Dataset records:
· · · · ·

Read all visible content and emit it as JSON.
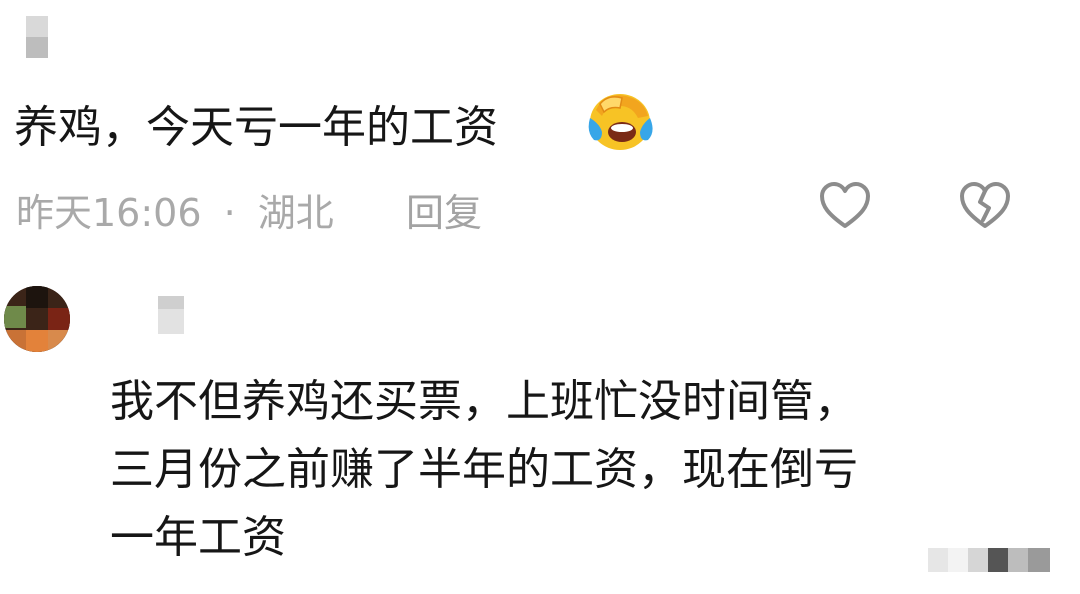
{
  "comments": [
    {
      "text": "养鸡，今天亏一年的工资",
      "emoji": "face-palm-crying-emoji",
      "time": "昨天16:06",
      "separator": "·",
      "location": "湖北",
      "reply_label": "回复",
      "like_icon": "heart-icon",
      "dislike_icon": "broken-heart-icon"
    },
    {
      "lines": [
        "我不但养鸡还买票，上班忙没时间管，",
        "三月份之前赚了半年的工资，现在倒亏",
        "一年工资"
      ]
    }
  ],
  "colors": {
    "text": "#161616",
    "meta": "#a9a9a9",
    "icon": "#8c8c8c",
    "emoji_yellow": "#f7c325",
    "emoji_tear": "#38a6e8"
  }
}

· · · · ·

What to work on
Every record above should be written out again exactly; the pictures stay out of the copy.

Task solution
Read all visible content and emit it as JSON.
{
  "comments": [
    {
      "text": "养鸡，今天亏一年的工资",
      "emoji": "face-palm-crying-emoji",
      "time": "昨天16:06",
      "separator": "·",
      "location": "湖北",
      "reply_label": "回复",
      "like_icon": "heart-icon",
      "dislike_icon": "broken-heart-icon"
    },
    {
      "lines": [
        "我不但养鸡还买票，上班忙没时间管，",
        "三月份之前赚了半年的工资，现在倒亏",
        "一年工资"
      ]
    }
  ],
  "colors": {
    "text": "#161616",
    "meta": "#a9a9a9",
    "icon": "#8c8c8c",
    "emoji_yellow": "#f7c325",
    "emoji_tear": "#38a6e8"
  }
}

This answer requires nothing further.